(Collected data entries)
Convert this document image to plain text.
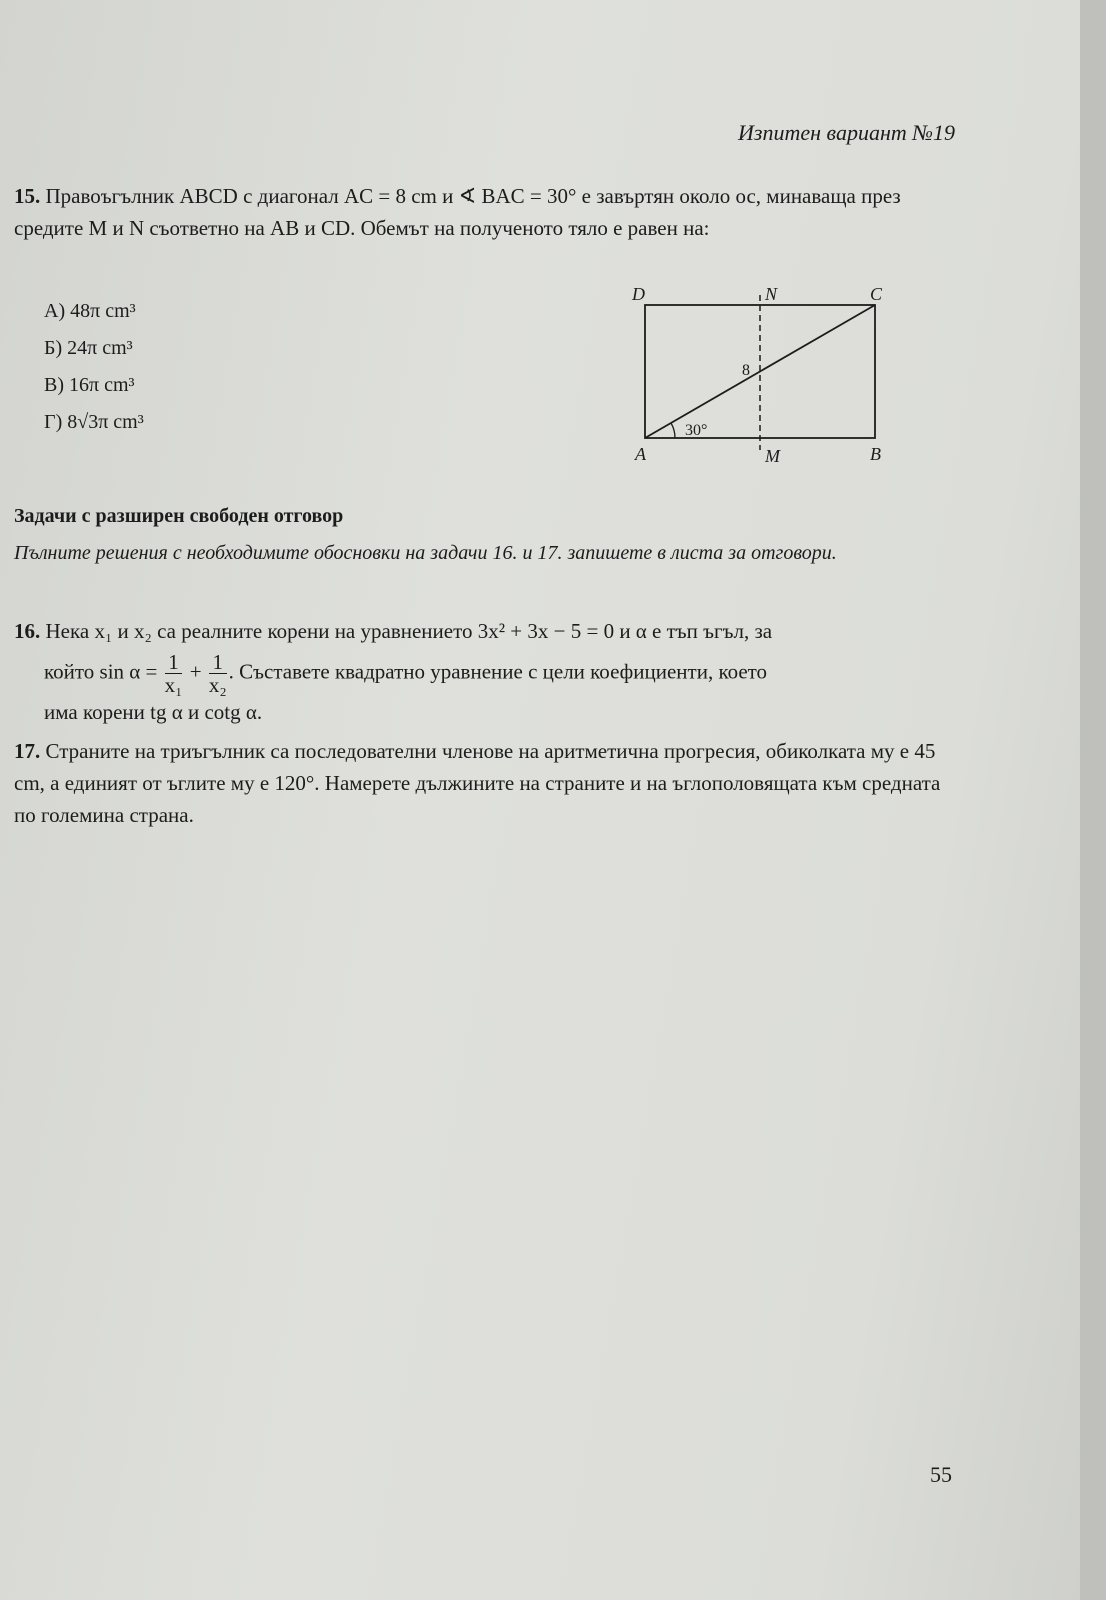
Изпитен вариант №19
15. Правоъгълник ABCD с диагонал AC = 8 cm и ∢ BAC = 30° е завъртян около ос, минаваща през средите M и N съответно на AB и CD. Обемът на полученото тяло е равен на:
А) 48π cm³
Б) 24π cm³
В) 16π cm³
Г) 8√3π cm³
D	N	C
A	M	B
8
30°
Задачи с разширен свободен отговор
Пълните решения с необходимите обосновки на задачи 16. и 17. запишете в листа за отговори.
16. Нека x₁ и x₂ са реалните корени на уравнението 3x² + 3x − 5 = 0 и α е тъп ъгъл, за
който $\sin \alpha = \frac{1}{\text{x₁}} + \frac{1}{\text{x₂}}$ . Съставете квадратно уравнение с цели коефициенти, което
има корени tg α и cotg α.
17. Страните на триъгълник са последователни членове на аритметична прогресия, обиколката му е 45 cm, а единият от ъглите му е 120°. Намерете дължините на страните и на ъглополовящата към средната по големина страна.
55
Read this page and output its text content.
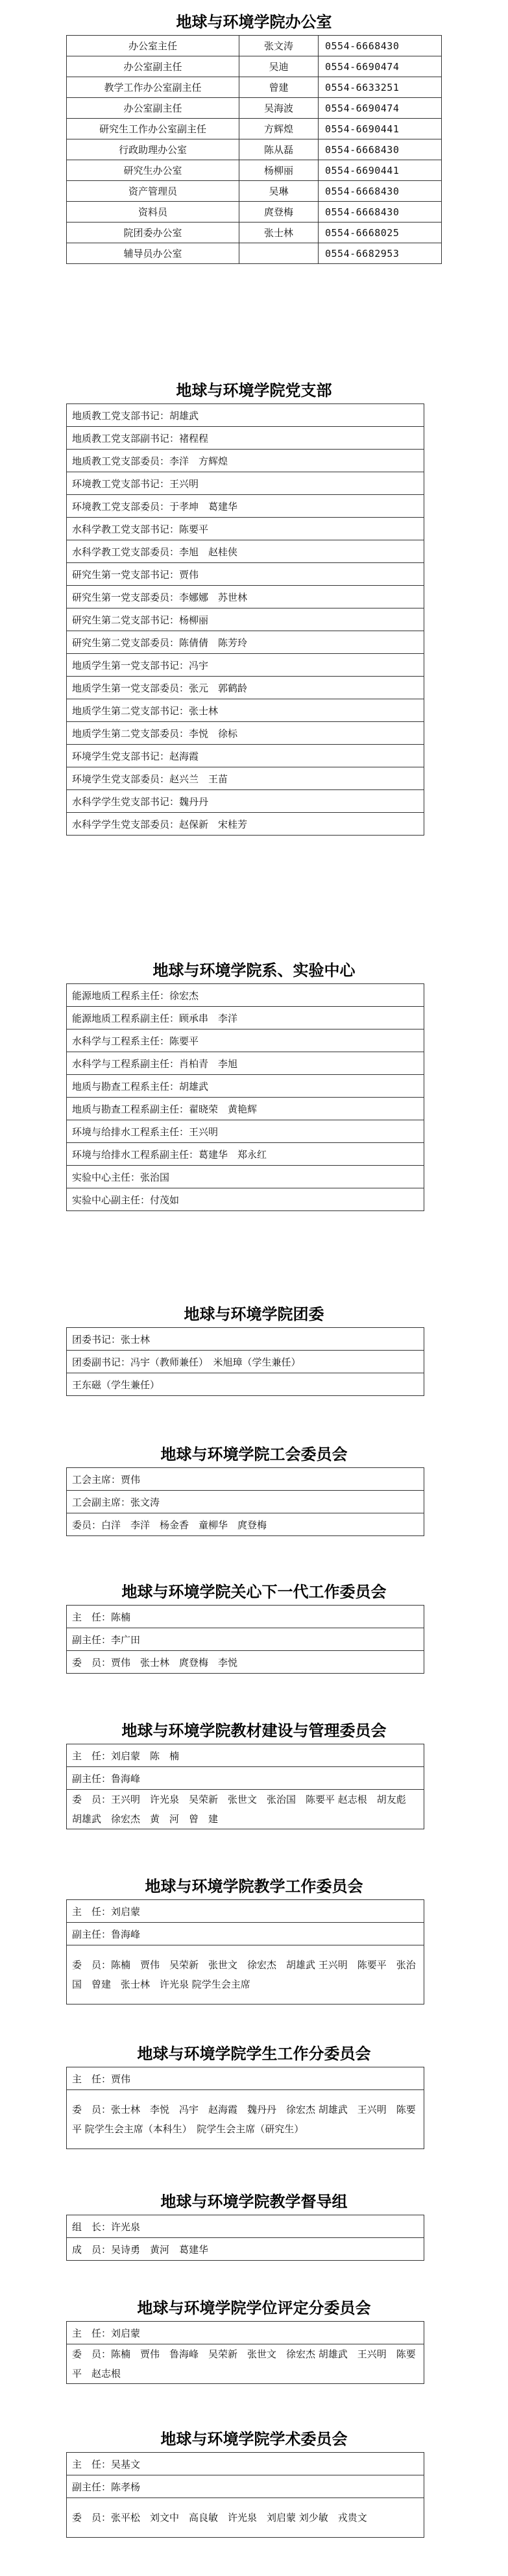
地球与环境学院办公室
办公室主任	张文涛	0554-6668430
办公室副主任	吴迪	0554-6690474
教学工作办公室副主任	曾建	0554-6633251
办公室副主任	吴海波	0554-6690474
研究生工作办公室副主任	方辉煌	0554-6690441
行政助理办公室	陈从磊	0554-6668430
研究生办公室	杨柳丽	0554-6690441
资产管理员	吴琳	0554-6668430
资料员	庹登梅	0554-6668430
院团委办公室	张士林	0554-6668025
辅导员办公室		0554-6682953
地球与环境学院党支部
地质教工党支部书记：胡雄武
地质教工党支部副书记：褚程程
地质教工党支部委员：李洋　方辉煌
环境教工党支部书记：王兴明
环境教工党支部委员：于孝坤　葛建华
水科学教工党支部书记：陈要平
水科学教工党支部委员：李旭　赵桂侠
研究生第一党支部书记：贾伟
研究生第一党支部委员：李娜娜　苏世林
研究生第二党支部书记：杨柳丽
研究生第二党支部委员：陈倩倩　陈芳玲
地质学生第一党支部书记：冯宇
地质学生第一党支部委员：张元　郭鹤龄
地质学生第二党支部书记：张士林
地质学生第二党支部委员：李悦　徐标
环境学生党支部书记：赵海霞
环境学生党支部委员：赵兴兰　王苗
水科学学生党支部书记：魏丹丹
水科学学生党支部委员：赵保新　宋桂芳
地球与环境学院系、实验中心
能源地质工程系主任：徐宏杰
能源地质工程系副主任：顾承串　李洋
水科学与工程系主任：陈要平
水科学与工程系副主任：肖柏青　李旭
地质与勘查工程系主任：胡雄武
地质与勘查工程系副主任：翟晓荣　黄艳辉
环境与给排水工程系主任：王兴明
环境与给排水工程系副主任：葛建华　郑永红
实验中心主任：张治国
实验中心副主任：付茂如
地球与环境学院团委
团委书记：张士林
团委副书记：冯宇（教师兼任）　米旭璋（学生兼任）
王东磁（学生兼任）
地球与环境学院工会委员会
工会主席：贾伟
工会副主席：张文涛
委员：白洋　李洋　杨金香　童柳华　庹登梅
地球与环境学院关心下一代工作委员会
主　任：陈楠
副主任：李广田
委　员：贾伟　张士林　庹登梅　李悦
地球与环境学院教材建设与管理委员会
主　任：刘启蒙　陈　楠
副主任：鲁海峰
委　员：王兴明　许光泉　吴荣新　张世文　张治国　陈要平 赵志根　胡友彪　胡雄武　徐宏杰　黄　河　曾　建
地球与环境学院教学工作委员会
主　任：刘启蒙
副主任：鲁海峰
委　员：陈楠　贾伟　吴荣新　张世文　徐宏杰　胡雄武 王兴明　陈要平　张治国　曾建　张士林　许光泉 院学生会主席
地球与环境学院学生工作分委员会
主　任：贾伟
委　员：张士林　李悦　冯宇　赵海霞　魏丹丹　徐宏杰 胡雄武　王兴明　陈要平 院学生会主席（本科生）　院学生会主席（研究生）
地球与环境学院教学督导组
组　长：许光泉
成　员：吴诗勇　黄河　葛建华
地球与环境学院学位评定分委员会
主　任：刘启蒙
委　员：陈楠　贾伟　鲁海峰　吴荣新　张世文　徐宏杰 胡雄武　王兴明　陈要平　赵志根
地球与环境学院学术委员会
主　任：吴基文
副主任：陈孝杨
委　员：张平松　刘文中　高良敏　许光泉　刘启蒙 刘少敏　戎贵文
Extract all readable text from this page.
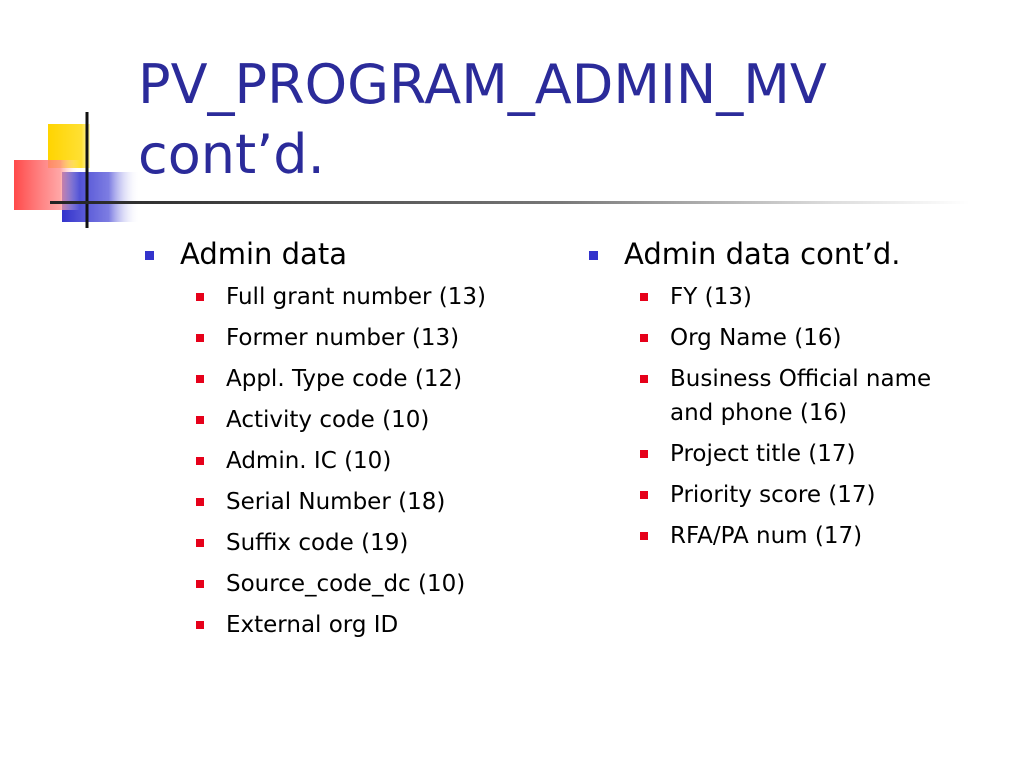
PV_PROGRAM_ADMIN_MV
cont’d.
Admin data
Full grant number (13)
Former number (13)
Appl. Type code (12)
Activity code (10)
Admin. IC (10)
Serial Number (18)
Suffix code (19)
Source_code_dc (10)
External org ID
Admin data cont’d.
FY (13)
Org Name (16)
Business Official name and phone (16)
Project title (17)
Priority score (17)
RFA/PA num (17)
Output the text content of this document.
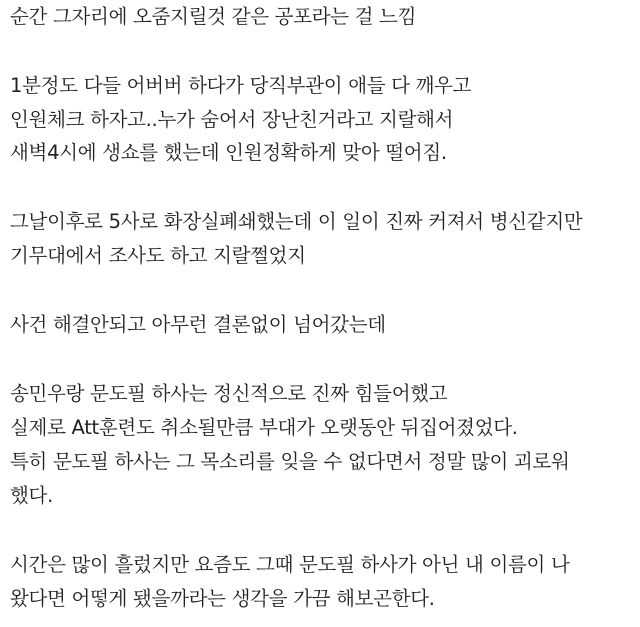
순간 그자리에 오줌지릴것 같은 공포라는 걸 느낌
1분정도 다들 어버버 하다가 당직부관이 애들 다 깨우고
인원체크 하자고..누가 숨어서 장난친거라고 지랄해서
새벽4시에 생쇼를 했는데 인원정확하게 맞아 떨어짐.
그날이후로 5사로 화장실폐쇄했는데 이 일이 진짜 커져서 병신같지만
기무대에서 조사도 하고 지랄쩔었지
사건 해결안되고 아무런 결론없이 넘어갔는데
송민우랑 문도필 하사는 정신적으로 진짜 힘들어했고
실제로 Att훈련도 취소될만큼 부대가 오랫동안 뒤집어졌었다.
특히 문도필 하사는 그 목소리를 잊을 수 없다면서 정말 많이 괴로워
했다.
시간은 많이 흘렀지만 요즘도 그때 문도필 하사가 아닌 내 이름이 나
왔다면 어떻게 됐을까라는 생각을 가끔 해보곤한다.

Work instructions
Transcribe every line from the records above without alteration, and leave out the images.

Solution
Convert this document image to plain text.
Изпитен вариант №19
15. Правоъгълник ABCD с диагонал AC = 8 cm и ∢ BAC = 30° е завъртян около ос, минаваща през средите M и N съответно на AB и CD. Обемът на полученото тяло е равен на:
А) 48π cm³
Б) 24π cm³
В) 16π cm³
Г) 8√3π cm³
D	N	C
A	M	B
8
30°
Задачи с разширен свободен отговор
Пълните решения с необходимите обосновки на задачи 16. и 17. запишете в листа за отговори.
16. Нека x₁ и x₂ са реалните корени на уравнението 3x² + 3x − 5 = 0 и α е тъп ъгъл, за
който $\sin \alpha = \frac{1}{\text{x₁}} + \frac{1}{\text{x₂}}$ . Съставете квадратно уравнение с цели коефициенти, което
има корени tg α и cotg α.
17. Страните на триъгълник са последователни членове на аритметична прогресия, обиколката му е 45 cm, а единият от ъглите му е 120°. Намерете дължините на страните и на ъглополовящата към средната по големина страна.
55
Read this page and output its text content.
地球与环境学院办公室
办公室主任	张文涛	0554-6668430
办公室副主任	吴迪	0554-6690474
教学工作办公室副主任	曾建	0554-6633251
办公室副主任	吴海波	0554-6690474
研究生工作办公室副主任	方辉煌	0554-6690441
行政助理办公室	陈从磊	0554-6668430
研究生办公室	杨柳丽	0554-6690441
资产管理员	吴琳	0554-6668430
资料员	庹登梅	0554-6668430
院团委办公室	张士林	0554-6668025
辅导员办公室		0554-6682953
地球与环境学院党支部
地质教工党支部书记：胡雄武
地质教工党支部副书记：褚程程
地质教工党支部委员：李洋　方辉煌
环境教工党支部书记：王兴明
环境教工党支部委员：于孝坤　葛建华
水科学教工党支部书记：陈要平
水科学教工党支部委员：李旭　赵桂侠
研究生第一党支部书记：贾伟
研究生第一党支部委员：李娜娜　苏世林
研究生第二党支部书记：杨柳丽
研究生第二党支部委员：陈倩倩　陈芳玲
地质学生第一党支部书记：冯宇
地质学生第一党支部委员：张元　郭鹤龄
地质学生第二党支部书记：张士林
地质学生第二党支部委员：李悦　徐标
环境学生党支部书记：赵海霞
环境学生党支部委员：赵兴兰　王苗
水科学学生党支部书记：魏丹丹
水科学学生党支部委员：赵保新　宋桂芳
地球与环境学院系、实验中心
能源地质工程系主任：徐宏杰
能源地质工程系副主任：顾承串　李洋
水科学与工程系主任：陈要平
水科学与工程系副主任：肖柏青　李旭
地质与勘查工程系主任：胡雄武
地质与勘查工程系副主任：翟晓荣　黄艳辉
环境与给排水工程系主任：王兴明
环境与给排水工程系副主任：葛建华　郑永红
实验中心主任：张治国
实验中心副主任：付茂如
地球与环境学院团委
团委书记：张士林
团委副书记：冯宇（教师兼任）　米旭璋（学生兼任）
王东磁（学生兼任）
地球与环境学院工会委员会
工会主席：贾伟
工会副主席：张文涛
委员：白洋　李洋　杨金香　童柳华　庹登梅
地球与环境学院关心下一代工作委员会
主　任：陈楠
副主任：李广田
委　员：贾伟　张士林　庹登梅　李悦
地球与环境学院教材建设与管理委员会
主　任：刘启蒙　陈　楠
副主任：鲁海峰
委　员：王兴明　许光泉　吴荣新　张世文　张治国　陈要平 赵志根　胡友彪　胡雄武　徐宏杰　黄　河　曾　建
地球与环境学院教学工作委员会
主　任：刘启蒙
副主任：鲁海峰
委　员：陈楠　贾伟　吴荣新　张世文　徐宏杰　胡雄武 王兴明　陈要平　张治国　曾建　张士林　许光泉 院学生会主席
地球与环境学院学生工作分委员会
主　任：贾伟
委　员：张士林　李悦　冯宇　赵海霞　魏丹丹　徐宏杰 胡雄武　王兴明　陈要平 院学生会主席（本科生）　院学生会主席（研究生）
地球与环境学院教学督导组
组　长：许光泉
成　员：吴诗勇　黄河　葛建华
地球与环境学院学位评定分委员会
主　任：刘启蒙
委　员：陈楠　贾伟　鲁海峰　吴荣新　张世文　徐宏杰 胡雄武　王兴明　陈要平　赵志根
地球与环境学院学术委员会
主　任：吴基文
副主任：陈孝杨
委　员：张平松　刘文中　高良敏　许光泉　刘启蒙 刘少敏　戎贵文
Extract all readable text from this page.
PV_PROGRAM_ADMIN_MV
cont’d.
Admin data
Full grant number (13)
Former number (13)
Appl. Type code (12)
Activity code (10)
Admin. IC (10)
Serial Number (18)
Suffix code (19)
Source_code_dc (10)
External org ID
Admin data cont’d.
FY (13)
Org Name (16)
Business Official name and phone (16)
Project title (17)
Priority score (17)
RFA/PA num (17)
Output the text content of this document.
순간 그자리에 오줌지릴것 같은 공포라는 걸 느낌
1분정도 다들 어버버 하다가 당직부관이 애들 다 깨우고
인원체크 하자고..누가 숨어서 장난친거라고 지랄해서
새벽4시에 생쇼를 했는데 인원정확하게 맞아 떨어짐.
그날이후로 5사로 화장실폐쇄했는데 이 일이 진짜 커져서 병신같지만
기무대에서 조사도 하고 지랄쩔었지
사건 해결안되고 아무런 결론없이 넘어갔는데
송민우랑 문도필 하사는 정신적으로 진짜 힘들어했고
실제로 Att훈련도 취소될만큼 부대가 오랫동안 뒤집어졌었다.
특히 문도필 하사는 그 목소리를 잊을 수 없다면서 정말 많이 괴로워
했다.
시간은 많이 흘렀지만 요즘도 그때 문도필 하사가 아닌 내 이름이 나
왔다면 어떻게 됐을까라는 생각을 가끔 해보곤한다.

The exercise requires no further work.